* **Exercise requirements**
State how many lines of the entries below hold the word "this"; reply with nothing but the number.

* **Task data**

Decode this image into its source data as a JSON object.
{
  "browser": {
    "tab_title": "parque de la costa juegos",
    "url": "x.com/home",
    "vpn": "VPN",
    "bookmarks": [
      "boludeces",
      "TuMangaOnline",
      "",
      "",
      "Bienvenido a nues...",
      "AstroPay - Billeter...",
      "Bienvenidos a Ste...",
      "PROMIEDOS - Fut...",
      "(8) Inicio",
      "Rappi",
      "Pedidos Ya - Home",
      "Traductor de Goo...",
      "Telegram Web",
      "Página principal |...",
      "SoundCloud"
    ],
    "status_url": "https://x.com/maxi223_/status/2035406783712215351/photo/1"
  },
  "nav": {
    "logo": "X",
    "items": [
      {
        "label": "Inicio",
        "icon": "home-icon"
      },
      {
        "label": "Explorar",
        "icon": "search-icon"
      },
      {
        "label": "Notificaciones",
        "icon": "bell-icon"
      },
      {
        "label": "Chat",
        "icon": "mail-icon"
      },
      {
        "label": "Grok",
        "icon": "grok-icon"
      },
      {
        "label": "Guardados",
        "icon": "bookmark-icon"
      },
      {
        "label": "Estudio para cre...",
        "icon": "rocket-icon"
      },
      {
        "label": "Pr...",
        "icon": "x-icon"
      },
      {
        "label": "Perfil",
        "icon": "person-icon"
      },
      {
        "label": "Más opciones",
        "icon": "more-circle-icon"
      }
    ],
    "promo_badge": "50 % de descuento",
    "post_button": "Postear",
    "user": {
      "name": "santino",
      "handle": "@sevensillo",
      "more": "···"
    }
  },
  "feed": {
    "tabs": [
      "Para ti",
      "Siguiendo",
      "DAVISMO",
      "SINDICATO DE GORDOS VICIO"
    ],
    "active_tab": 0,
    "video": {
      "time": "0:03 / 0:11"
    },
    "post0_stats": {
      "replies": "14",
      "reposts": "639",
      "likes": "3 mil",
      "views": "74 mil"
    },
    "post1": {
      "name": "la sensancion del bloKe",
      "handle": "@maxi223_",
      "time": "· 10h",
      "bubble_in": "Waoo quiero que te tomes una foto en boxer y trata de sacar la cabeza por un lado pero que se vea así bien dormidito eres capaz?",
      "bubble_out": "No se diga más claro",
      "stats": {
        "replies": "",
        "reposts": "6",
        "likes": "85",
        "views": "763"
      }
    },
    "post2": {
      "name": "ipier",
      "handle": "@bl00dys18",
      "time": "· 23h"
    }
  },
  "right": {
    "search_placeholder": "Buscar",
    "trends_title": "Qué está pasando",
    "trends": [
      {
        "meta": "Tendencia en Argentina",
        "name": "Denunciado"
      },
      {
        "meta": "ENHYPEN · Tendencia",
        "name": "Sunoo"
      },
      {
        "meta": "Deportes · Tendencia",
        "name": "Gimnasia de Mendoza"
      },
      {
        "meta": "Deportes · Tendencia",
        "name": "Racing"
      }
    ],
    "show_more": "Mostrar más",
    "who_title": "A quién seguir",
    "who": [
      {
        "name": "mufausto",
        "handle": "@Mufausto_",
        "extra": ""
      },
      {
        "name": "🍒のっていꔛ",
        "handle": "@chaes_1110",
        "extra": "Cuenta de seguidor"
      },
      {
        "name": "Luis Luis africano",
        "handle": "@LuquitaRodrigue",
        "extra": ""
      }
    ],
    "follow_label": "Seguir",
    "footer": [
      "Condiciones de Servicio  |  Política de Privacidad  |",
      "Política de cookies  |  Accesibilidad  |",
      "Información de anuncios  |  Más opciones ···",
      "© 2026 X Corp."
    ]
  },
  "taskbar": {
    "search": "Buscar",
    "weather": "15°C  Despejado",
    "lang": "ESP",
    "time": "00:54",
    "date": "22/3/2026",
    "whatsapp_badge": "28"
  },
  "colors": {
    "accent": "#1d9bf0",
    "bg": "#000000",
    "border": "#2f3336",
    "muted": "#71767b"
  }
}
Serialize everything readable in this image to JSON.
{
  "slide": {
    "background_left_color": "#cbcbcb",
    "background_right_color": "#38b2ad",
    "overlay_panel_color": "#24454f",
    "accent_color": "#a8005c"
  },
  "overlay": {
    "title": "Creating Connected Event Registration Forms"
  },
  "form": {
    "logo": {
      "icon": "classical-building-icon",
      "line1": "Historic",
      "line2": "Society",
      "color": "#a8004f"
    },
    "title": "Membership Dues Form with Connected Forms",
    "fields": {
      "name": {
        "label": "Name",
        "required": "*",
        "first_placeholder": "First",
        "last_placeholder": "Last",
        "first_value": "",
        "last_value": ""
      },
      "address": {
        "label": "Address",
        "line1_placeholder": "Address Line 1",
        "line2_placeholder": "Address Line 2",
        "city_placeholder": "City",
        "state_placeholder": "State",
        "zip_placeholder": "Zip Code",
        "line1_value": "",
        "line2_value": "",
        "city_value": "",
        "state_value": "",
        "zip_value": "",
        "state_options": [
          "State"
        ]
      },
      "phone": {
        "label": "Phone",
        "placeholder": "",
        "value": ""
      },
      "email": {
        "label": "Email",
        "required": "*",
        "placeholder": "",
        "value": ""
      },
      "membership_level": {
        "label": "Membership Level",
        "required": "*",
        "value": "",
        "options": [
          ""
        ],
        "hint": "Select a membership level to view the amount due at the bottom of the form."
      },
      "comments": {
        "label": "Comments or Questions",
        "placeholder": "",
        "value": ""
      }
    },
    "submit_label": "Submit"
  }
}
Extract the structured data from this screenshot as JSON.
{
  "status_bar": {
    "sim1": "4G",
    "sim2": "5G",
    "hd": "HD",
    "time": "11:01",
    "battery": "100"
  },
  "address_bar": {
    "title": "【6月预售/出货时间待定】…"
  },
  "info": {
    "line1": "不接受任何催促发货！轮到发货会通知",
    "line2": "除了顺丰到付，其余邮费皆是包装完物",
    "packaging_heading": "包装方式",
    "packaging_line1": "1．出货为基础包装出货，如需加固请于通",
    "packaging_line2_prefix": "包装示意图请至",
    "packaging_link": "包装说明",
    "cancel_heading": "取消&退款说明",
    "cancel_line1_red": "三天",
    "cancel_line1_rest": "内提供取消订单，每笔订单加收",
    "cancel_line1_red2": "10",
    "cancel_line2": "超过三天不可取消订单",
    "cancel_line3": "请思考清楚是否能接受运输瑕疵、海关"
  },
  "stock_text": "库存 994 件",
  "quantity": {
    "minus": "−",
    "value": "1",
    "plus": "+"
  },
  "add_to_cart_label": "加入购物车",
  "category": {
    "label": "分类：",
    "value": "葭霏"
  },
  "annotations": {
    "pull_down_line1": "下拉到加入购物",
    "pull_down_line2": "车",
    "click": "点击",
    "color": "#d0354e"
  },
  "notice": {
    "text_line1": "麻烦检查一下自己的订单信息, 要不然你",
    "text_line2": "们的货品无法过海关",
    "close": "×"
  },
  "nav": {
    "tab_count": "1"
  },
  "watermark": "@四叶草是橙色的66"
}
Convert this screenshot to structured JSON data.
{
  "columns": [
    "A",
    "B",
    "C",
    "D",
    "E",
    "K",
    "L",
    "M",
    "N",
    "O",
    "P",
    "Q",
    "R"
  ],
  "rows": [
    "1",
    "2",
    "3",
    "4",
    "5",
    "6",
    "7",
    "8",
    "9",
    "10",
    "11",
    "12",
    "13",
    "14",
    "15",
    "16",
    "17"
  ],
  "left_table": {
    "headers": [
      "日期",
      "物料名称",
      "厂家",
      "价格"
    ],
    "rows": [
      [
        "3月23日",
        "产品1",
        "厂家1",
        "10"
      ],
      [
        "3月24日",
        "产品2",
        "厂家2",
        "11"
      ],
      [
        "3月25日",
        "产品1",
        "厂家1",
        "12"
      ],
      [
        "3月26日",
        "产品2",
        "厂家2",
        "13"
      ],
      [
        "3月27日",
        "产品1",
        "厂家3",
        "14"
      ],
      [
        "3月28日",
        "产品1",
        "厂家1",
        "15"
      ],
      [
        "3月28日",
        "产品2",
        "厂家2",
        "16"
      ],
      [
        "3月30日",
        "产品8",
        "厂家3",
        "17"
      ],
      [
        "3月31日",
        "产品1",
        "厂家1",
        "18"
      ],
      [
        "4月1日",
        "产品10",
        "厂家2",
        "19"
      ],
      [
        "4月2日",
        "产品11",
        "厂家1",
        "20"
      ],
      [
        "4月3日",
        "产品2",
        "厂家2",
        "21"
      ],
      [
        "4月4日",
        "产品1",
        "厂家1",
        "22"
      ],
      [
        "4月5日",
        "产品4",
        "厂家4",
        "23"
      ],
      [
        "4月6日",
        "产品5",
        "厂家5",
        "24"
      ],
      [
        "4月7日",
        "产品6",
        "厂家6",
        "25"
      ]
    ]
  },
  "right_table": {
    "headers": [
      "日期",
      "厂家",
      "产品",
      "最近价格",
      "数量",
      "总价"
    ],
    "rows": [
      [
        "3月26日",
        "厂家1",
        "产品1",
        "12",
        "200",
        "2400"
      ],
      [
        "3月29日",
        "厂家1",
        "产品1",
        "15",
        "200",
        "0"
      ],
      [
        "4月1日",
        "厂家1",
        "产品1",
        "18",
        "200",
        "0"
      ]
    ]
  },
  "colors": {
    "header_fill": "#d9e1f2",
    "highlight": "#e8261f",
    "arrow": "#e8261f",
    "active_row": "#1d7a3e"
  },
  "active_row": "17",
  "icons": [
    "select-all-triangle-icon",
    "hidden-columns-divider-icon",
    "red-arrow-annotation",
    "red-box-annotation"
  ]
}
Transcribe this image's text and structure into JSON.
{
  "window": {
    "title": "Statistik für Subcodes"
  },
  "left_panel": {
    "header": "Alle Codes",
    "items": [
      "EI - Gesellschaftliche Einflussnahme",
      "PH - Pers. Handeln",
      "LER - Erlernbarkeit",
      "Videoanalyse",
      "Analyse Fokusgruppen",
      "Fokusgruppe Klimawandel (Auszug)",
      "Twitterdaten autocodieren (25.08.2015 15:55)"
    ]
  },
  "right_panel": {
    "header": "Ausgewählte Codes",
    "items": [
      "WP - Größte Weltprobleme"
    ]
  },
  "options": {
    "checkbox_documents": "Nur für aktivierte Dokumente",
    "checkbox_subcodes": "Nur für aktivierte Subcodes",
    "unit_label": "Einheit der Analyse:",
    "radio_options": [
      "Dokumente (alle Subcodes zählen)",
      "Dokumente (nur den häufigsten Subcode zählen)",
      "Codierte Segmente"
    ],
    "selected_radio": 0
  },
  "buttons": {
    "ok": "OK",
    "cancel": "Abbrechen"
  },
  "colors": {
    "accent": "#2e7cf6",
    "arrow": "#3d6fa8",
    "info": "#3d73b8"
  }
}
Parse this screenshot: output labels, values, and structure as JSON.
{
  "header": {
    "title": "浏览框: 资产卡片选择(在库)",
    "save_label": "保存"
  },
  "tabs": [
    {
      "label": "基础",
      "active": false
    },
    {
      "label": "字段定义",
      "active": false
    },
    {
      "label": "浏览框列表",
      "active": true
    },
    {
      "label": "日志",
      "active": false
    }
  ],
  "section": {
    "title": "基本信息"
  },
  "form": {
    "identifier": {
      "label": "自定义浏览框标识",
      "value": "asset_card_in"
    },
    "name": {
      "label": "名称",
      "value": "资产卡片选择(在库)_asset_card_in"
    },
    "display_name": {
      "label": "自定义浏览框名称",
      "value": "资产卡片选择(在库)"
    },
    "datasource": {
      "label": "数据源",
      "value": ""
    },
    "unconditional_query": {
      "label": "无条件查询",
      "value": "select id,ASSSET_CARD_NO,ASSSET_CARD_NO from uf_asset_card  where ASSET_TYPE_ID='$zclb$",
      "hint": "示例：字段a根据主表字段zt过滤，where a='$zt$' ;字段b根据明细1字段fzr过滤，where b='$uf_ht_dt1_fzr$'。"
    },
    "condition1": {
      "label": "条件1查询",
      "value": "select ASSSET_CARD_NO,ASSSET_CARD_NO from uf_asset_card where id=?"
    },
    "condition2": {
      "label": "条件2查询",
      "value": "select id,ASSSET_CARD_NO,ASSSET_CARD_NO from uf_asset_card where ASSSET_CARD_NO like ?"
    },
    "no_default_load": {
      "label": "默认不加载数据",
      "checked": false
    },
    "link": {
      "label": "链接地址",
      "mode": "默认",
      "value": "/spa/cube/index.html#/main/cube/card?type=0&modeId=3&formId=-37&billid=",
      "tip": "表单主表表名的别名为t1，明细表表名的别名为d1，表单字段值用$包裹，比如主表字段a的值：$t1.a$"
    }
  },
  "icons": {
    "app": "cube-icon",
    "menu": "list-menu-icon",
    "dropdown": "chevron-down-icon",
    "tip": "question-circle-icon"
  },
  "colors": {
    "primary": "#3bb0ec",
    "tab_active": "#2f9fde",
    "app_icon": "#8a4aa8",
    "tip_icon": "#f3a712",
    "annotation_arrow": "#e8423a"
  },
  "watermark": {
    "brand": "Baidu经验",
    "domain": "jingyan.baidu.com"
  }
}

* **Response below**
6